Reproduce each of the following items line for line, leaving out the pictures.
>> Start
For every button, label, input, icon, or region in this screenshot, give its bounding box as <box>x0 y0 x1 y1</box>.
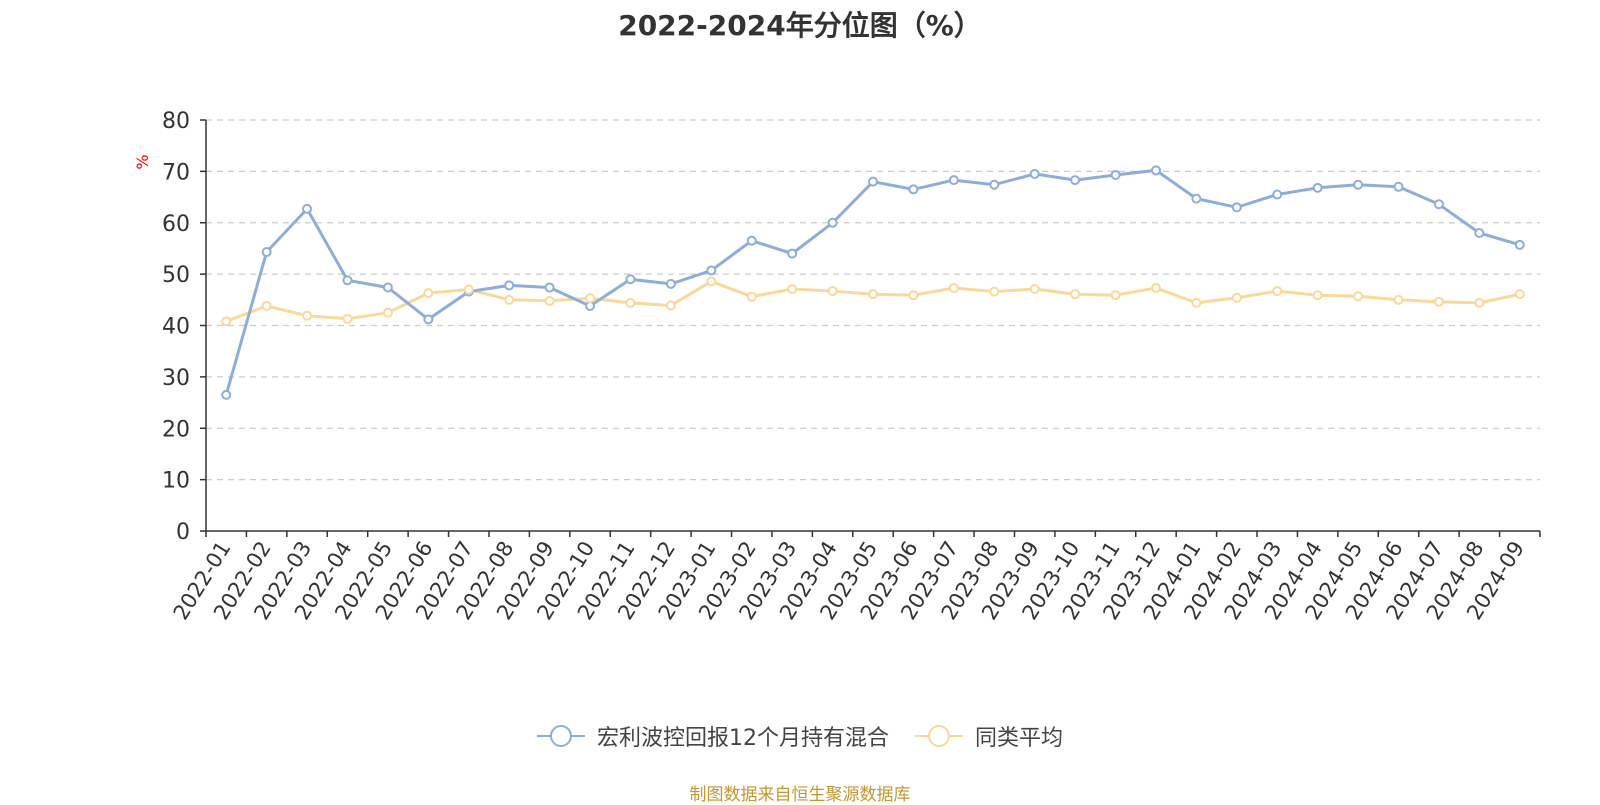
series-line <box>224 168 1521 396</box>
grid-lines <box>206 119 1540 481</box>
data-point <box>1191 297 1202 308</box>
data-point <box>908 290 919 301</box>
y-tick-label: 60 <box>162 212 190 237</box>
data-point <box>625 297 636 308</box>
data-point <box>948 282 959 293</box>
data-point <box>787 248 798 259</box>
data-point <box>1110 169 1121 180</box>
series-lines <box>221 165 1525 400</box>
data-point <box>1474 228 1485 239</box>
data-point <box>1353 291 1364 302</box>
data-point <box>261 247 272 258</box>
data-point <box>382 307 393 318</box>
data-point <box>1231 292 1242 303</box>
legend-item[interactable]: 宏利波控回报12个月持有混合 <box>536 720 889 752</box>
data-point <box>665 300 676 311</box>
data-point <box>706 265 717 276</box>
data-point <box>302 203 313 214</box>
y-tick-label: 80 <box>162 109 190 134</box>
data-point <box>504 280 515 291</box>
series-line <box>225 279 1521 323</box>
data-point <box>382 282 393 293</box>
data-point <box>1191 193 1202 204</box>
y-tick-label: 30 <box>162 366 190 391</box>
chart-title: 2022-2024年分位图（%） <box>618 9 982 42</box>
source-note: 制图数据来自恒生聚源数据库 <box>689 785 911 805</box>
data-point <box>1150 282 1161 293</box>
data-point <box>585 293 596 304</box>
data-point <box>1514 239 1525 250</box>
data-point <box>1272 189 1283 200</box>
data-point <box>221 389 232 400</box>
data-point <box>746 291 757 302</box>
data-point <box>1514 289 1525 300</box>
data-point <box>1353 179 1364 190</box>
data-point <box>1150 165 1161 176</box>
data-point <box>1070 289 1081 300</box>
data-point <box>665 278 676 289</box>
y-tick-label: 50 <box>162 263 190 288</box>
data-point <box>1393 294 1404 305</box>
data-point <box>302 310 313 321</box>
data-point <box>1312 290 1323 301</box>
data-point <box>1312 182 1323 193</box>
data-point <box>746 235 757 246</box>
data-point <box>1029 284 1040 295</box>
data-point <box>544 295 555 306</box>
data-point <box>989 286 1000 297</box>
data-point <box>827 217 838 228</box>
y-tick-label: 10 <box>162 469 190 494</box>
data-point <box>261 300 272 311</box>
data-point <box>1474 297 1485 308</box>
data-point <box>625 274 636 285</box>
y-tick-label: 20 <box>162 417 190 442</box>
data-point <box>1433 199 1444 210</box>
data-point <box>342 313 353 324</box>
data-point <box>1110 290 1121 301</box>
data-point <box>1433 296 1444 307</box>
data-point <box>1272 286 1283 297</box>
data-point <box>1393 181 1404 192</box>
y-tick-label: 40 <box>162 315 190 340</box>
data-point <box>989 179 1000 190</box>
data-point <box>463 284 474 295</box>
data-point <box>221 316 232 327</box>
data-point <box>787 284 798 295</box>
data-point <box>948 175 959 186</box>
data-point <box>342 275 353 286</box>
data-point <box>423 314 434 325</box>
legend-marker-icon <box>536 724 585 748</box>
legend: 宏利波控回报12个月持有混合 同类平均 <box>0 720 1600 752</box>
data-point <box>504 294 515 305</box>
data-point <box>1231 202 1242 213</box>
legend-marker-icon <box>914 724 963 748</box>
legend-label: 宏利波控回报12个月持有混合 <box>596 726 889 751</box>
legend-label: 同类平均 <box>974 726 1063 751</box>
data-point <box>908 184 919 195</box>
data-point <box>1029 168 1040 179</box>
y-tick-label: 70 <box>162 160 190 185</box>
data-point <box>706 276 717 287</box>
axes <box>200 119 1541 537</box>
data-point <box>1070 175 1081 186</box>
data-point <box>423 288 434 299</box>
y-axis-title: % <box>133 154 152 169</box>
legend-item[interactable]: 同类平均 <box>914 720 1063 752</box>
data-point <box>868 176 878 187</box>
y-tick-label: 0 <box>176 520 190 545</box>
data-point <box>868 289 878 300</box>
data-point <box>544 282 555 293</box>
data-point <box>827 286 838 297</box>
>> End
Solution:
For every button, label, input, icon, or region in this screenshot, give its bounding box as <box>x0 y0 x1 y1</box>.
series-line <box>224 168 1521 396</box>
grid-lines <box>206 119 1540 481</box>
data-point <box>1191 297 1202 308</box>
data-point <box>908 290 919 301</box>
y-tick-label: 60 <box>162 212 190 237</box>
data-point <box>625 297 636 308</box>
data-point <box>948 282 959 293</box>
data-point <box>787 248 798 259</box>
data-point <box>1110 169 1121 180</box>
series-lines <box>221 165 1525 400</box>
data-point <box>1474 228 1485 239</box>
data-point <box>1353 291 1364 302</box>
data-point <box>261 247 272 258</box>
data-point <box>382 307 393 318</box>
data-point <box>1231 292 1242 303</box>
legend-item[interactable]: 宏利波控回报12个月持有混合 <box>536 720 889 752</box>
data-point <box>665 300 676 311</box>
data-point <box>706 265 717 276</box>
data-point <box>302 203 313 214</box>
y-tick-label: 80 <box>162 109 190 134</box>
data-point <box>504 280 515 291</box>
series-line <box>225 279 1521 323</box>
data-point <box>382 282 393 293</box>
data-point <box>1191 193 1202 204</box>
y-tick-label: 30 <box>162 366 190 391</box>
chart-title: 2022-2024年分位图（%） <box>618 9 982 42</box>
source-note: 制图数据来自恒生聚源数据库 <box>689 785 911 805</box>
data-point <box>1150 282 1161 293</box>
data-point <box>585 293 596 304</box>
data-point <box>1514 239 1525 250</box>
data-point <box>1272 189 1283 200</box>
data-point <box>221 389 232 400</box>
data-point <box>746 291 757 302</box>
data-point <box>1514 289 1525 300</box>
data-point <box>1353 179 1364 190</box>
data-point <box>1150 165 1161 176</box>
data-point <box>1070 289 1081 300</box>
data-point <box>665 278 676 289</box>
y-tick-label: 50 <box>162 263 190 288</box>
data-point <box>1393 294 1404 305</box>
data-point <box>302 310 313 321</box>
data-point <box>1312 290 1323 301</box>
data-point <box>1312 182 1323 193</box>
data-point <box>746 235 757 246</box>
data-point <box>1029 284 1040 295</box>
data-point <box>544 295 555 306</box>
data-point <box>989 286 1000 297</box>
data-point <box>827 217 838 228</box>
y-tick-label: 10 <box>162 469 190 494</box>
data-point <box>261 300 272 311</box>
data-point <box>1474 297 1485 308</box>
data-point <box>625 274 636 285</box>
y-tick-label: 20 <box>162 417 190 442</box>
data-point <box>1433 199 1444 210</box>
data-point <box>342 313 353 324</box>
data-point <box>1110 290 1121 301</box>
data-point <box>1433 296 1444 307</box>
data-point <box>1272 286 1283 297</box>
data-point <box>1393 181 1404 192</box>
y-tick-label: 40 <box>162 315 190 340</box>
data-point <box>989 179 1000 190</box>
data-point <box>463 284 474 295</box>
data-point <box>221 316 232 327</box>
data-point <box>787 284 798 295</box>
data-point <box>948 175 959 186</box>
data-point <box>342 275 353 286</box>
data-point <box>423 314 434 325</box>
legend-marker-icon <box>536 724 585 748</box>
legend: 宏利波控回报12个月持有混合 同类平均 <box>0 720 1600 752</box>
data-point <box>504 294 515 305</box>
data-point <box>1231 202 1242 213</box>
legend-marker-icon <box>914 724 963 748</box>
legend-label: 宏利波控回报12个月持有混合 <box>596 726 889 751</box>
legend-label: 同类平均 <box>974 726 1063 751</box>
data-point <box>908 184 919 195</box>
data-point <box>1029 168 1040 179</box>
y-tick-label: 70 <box>162 160 190 185</box>
data-point <box>706 276 717 287</box>
axes <box>200 119 1541 537</box>
data-point <box>1070 175 1081 186</box>
data-point <box>423 288 434 299</box>
y-axis-title: % <box>133 154 152 169</box>
legend-item[interactable]: 同类平均 <box>914 720 1063 752</box>
data-point <box>868 176 878 187</box>
y-tick-label: 0 <box>176 520 190 545</box>
data-point <box>868 289 878 300</box>
data-point <box>544 282 555 293</box>
data-point <box>827 286 838 297</box>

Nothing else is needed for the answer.